▶ _WHAT THIS TASK INVOLVES_
Search the material for the string "křivky" and copy each line where it occurs.

++++++++

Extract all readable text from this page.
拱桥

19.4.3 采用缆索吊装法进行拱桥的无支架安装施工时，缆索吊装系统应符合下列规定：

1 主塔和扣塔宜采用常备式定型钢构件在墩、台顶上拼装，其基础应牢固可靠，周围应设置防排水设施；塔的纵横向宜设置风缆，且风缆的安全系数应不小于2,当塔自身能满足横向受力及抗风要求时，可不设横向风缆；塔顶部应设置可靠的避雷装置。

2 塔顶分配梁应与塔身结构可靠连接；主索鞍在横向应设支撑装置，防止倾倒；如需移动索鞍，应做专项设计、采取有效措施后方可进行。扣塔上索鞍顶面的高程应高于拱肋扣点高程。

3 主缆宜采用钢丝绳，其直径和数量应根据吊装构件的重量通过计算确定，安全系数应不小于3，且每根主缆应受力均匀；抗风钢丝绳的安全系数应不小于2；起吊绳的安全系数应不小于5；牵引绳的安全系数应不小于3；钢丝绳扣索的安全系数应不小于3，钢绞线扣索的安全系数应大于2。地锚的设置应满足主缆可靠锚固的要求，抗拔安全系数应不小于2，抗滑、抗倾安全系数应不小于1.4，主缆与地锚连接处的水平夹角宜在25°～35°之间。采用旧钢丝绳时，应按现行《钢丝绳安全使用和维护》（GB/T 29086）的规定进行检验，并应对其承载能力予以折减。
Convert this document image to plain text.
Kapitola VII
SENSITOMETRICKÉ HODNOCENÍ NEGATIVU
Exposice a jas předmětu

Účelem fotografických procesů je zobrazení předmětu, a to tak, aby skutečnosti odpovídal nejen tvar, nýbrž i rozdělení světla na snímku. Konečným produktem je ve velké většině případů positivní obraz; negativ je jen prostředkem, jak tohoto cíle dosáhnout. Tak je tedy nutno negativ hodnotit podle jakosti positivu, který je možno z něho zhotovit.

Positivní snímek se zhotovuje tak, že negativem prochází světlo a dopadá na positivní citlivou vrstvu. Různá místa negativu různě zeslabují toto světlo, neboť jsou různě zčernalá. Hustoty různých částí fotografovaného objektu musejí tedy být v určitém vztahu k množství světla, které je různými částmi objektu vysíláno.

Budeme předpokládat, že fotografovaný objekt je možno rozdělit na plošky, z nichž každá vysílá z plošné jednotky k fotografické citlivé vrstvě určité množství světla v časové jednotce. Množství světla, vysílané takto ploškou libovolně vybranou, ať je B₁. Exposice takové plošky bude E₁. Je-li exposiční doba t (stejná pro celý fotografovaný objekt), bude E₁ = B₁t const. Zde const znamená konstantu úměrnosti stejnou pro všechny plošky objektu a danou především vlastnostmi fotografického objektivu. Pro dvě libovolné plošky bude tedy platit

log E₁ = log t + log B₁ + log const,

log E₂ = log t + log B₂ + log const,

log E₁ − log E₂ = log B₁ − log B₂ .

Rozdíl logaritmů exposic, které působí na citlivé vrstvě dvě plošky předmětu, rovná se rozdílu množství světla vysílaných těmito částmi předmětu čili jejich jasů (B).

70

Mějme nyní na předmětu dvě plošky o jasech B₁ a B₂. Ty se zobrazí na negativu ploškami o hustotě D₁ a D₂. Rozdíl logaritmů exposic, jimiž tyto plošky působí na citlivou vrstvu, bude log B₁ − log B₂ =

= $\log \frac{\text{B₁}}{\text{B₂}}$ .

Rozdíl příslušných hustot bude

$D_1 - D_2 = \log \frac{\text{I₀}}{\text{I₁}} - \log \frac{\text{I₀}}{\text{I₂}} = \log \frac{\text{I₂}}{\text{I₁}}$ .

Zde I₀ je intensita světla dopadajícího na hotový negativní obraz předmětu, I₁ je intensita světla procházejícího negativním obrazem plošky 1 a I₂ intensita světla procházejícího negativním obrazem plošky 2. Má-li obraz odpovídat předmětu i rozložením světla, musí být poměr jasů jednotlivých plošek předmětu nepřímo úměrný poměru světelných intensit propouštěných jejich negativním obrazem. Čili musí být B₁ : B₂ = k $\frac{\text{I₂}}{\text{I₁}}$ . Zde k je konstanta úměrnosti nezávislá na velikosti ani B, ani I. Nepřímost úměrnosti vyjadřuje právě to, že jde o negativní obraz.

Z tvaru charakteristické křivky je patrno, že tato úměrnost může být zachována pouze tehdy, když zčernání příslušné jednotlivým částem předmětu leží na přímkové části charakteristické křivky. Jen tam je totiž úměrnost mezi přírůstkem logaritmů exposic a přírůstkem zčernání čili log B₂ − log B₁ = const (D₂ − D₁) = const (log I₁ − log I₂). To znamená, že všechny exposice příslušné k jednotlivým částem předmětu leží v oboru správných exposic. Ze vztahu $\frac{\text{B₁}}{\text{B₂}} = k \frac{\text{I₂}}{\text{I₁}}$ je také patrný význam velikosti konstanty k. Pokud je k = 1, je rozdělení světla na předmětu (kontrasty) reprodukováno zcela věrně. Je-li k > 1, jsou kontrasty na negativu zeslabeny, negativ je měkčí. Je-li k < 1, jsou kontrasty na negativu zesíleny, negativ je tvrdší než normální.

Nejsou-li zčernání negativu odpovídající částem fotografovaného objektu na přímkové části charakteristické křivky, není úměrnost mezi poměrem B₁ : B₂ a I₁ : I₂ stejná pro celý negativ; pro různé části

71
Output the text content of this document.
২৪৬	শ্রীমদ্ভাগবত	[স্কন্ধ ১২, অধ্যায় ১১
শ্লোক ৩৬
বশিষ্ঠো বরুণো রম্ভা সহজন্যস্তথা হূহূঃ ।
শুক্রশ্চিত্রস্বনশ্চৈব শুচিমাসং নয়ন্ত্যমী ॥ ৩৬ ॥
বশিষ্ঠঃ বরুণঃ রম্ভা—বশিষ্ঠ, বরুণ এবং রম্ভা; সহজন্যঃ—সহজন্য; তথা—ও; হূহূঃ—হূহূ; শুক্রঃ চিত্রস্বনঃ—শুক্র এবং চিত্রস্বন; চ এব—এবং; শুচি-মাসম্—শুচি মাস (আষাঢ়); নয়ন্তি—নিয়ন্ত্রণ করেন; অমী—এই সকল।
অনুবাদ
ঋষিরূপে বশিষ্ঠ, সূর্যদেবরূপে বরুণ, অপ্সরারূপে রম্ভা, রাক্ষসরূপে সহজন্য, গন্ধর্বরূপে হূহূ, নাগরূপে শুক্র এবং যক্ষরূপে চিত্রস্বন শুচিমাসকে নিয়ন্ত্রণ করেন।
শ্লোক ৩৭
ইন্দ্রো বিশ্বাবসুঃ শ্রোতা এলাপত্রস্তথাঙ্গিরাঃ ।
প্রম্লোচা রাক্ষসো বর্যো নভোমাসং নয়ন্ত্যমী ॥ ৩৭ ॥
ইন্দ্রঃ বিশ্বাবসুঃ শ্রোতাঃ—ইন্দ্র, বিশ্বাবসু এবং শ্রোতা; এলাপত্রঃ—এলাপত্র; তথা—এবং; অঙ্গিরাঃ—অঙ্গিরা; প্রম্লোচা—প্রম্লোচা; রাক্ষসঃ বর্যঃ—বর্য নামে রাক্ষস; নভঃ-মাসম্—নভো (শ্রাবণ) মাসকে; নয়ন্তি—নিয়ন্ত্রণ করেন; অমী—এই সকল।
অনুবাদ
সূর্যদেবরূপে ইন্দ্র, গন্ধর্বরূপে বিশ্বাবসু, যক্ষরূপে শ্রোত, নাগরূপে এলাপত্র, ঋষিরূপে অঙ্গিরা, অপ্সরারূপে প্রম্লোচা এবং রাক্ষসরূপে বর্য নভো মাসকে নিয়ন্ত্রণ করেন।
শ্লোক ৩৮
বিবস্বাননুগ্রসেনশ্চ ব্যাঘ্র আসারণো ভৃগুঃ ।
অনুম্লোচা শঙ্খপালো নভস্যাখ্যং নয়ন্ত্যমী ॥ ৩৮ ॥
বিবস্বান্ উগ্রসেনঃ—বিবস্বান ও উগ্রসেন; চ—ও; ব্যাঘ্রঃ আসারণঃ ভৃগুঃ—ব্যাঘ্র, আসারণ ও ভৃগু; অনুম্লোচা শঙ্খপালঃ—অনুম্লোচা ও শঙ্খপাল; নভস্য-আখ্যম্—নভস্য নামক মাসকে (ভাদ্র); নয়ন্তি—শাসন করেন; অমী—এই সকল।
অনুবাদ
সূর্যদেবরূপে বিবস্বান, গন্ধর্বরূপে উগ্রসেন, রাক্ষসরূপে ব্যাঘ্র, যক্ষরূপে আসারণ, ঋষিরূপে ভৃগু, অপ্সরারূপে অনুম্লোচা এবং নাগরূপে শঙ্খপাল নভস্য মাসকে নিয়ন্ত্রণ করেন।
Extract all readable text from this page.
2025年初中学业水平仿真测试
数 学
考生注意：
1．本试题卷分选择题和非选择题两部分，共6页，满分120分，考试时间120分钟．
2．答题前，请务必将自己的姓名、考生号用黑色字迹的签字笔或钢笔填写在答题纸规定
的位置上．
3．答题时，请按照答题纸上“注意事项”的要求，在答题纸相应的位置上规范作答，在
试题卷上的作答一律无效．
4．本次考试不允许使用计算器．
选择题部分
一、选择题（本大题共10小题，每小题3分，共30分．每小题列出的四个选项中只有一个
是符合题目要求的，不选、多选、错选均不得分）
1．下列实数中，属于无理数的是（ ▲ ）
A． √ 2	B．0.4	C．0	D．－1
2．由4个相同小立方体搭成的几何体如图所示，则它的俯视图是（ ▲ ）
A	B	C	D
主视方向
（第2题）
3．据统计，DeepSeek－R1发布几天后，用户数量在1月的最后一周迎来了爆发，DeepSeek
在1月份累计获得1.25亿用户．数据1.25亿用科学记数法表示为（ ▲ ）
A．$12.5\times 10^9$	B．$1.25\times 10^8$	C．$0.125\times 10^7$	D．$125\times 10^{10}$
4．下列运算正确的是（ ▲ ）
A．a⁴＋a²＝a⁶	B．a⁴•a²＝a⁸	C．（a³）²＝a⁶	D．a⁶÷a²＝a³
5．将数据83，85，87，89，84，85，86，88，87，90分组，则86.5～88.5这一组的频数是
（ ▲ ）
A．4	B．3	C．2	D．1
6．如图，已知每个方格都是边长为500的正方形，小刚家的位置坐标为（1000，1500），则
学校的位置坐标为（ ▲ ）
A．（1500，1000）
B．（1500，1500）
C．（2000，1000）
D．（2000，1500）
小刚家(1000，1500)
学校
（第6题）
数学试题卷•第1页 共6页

++++++++

▶ _SOLUTION FOR THIS TASK_
Z tvaru charakteristické křivky je patrno, že tato úměrnost může být zachována pouze tehdy, když zčernání příslušné jednotlivým částem předmětu leží na přímkové části charakteristické křivky. Jen tam je totiž úměrnost mezi přírůstkem logaritmů exposic a přírůstkem zčernání čili log B₂ − log B₁ = const (D₂ − D₁) = const (log I₁ − log I₂). To znamená, že všechny exposice příslušné k jednotlivým částem předmětu leží v oboru správných exposic. Ze vztahu $\frac{\text{B₁}}{\text{B₂}} = k \frac{\text{I₂}}{\text{I₁}}$ je také patrný význam velikosti konstanty k. Pokud je k = 1, je rozdělení světla na předmětu (kontrasty) reprodukováno zcela věrně. Je-li k > 1, jsou kontrasty na negativu zeslabeny, negativ je měkčí. Je-li k < 1, jsou kontrasty na negativu zesíleny, negativ je tvrdší než normální.
Nejsou-li zčernání negativu odpovídající částem fotografovaného objektu na přímkové části charakteristické křivky, není úměrnost mezi poměrem B₁ : B₂ a I₁ : I₂ stejná pro celý negativ; pro různé části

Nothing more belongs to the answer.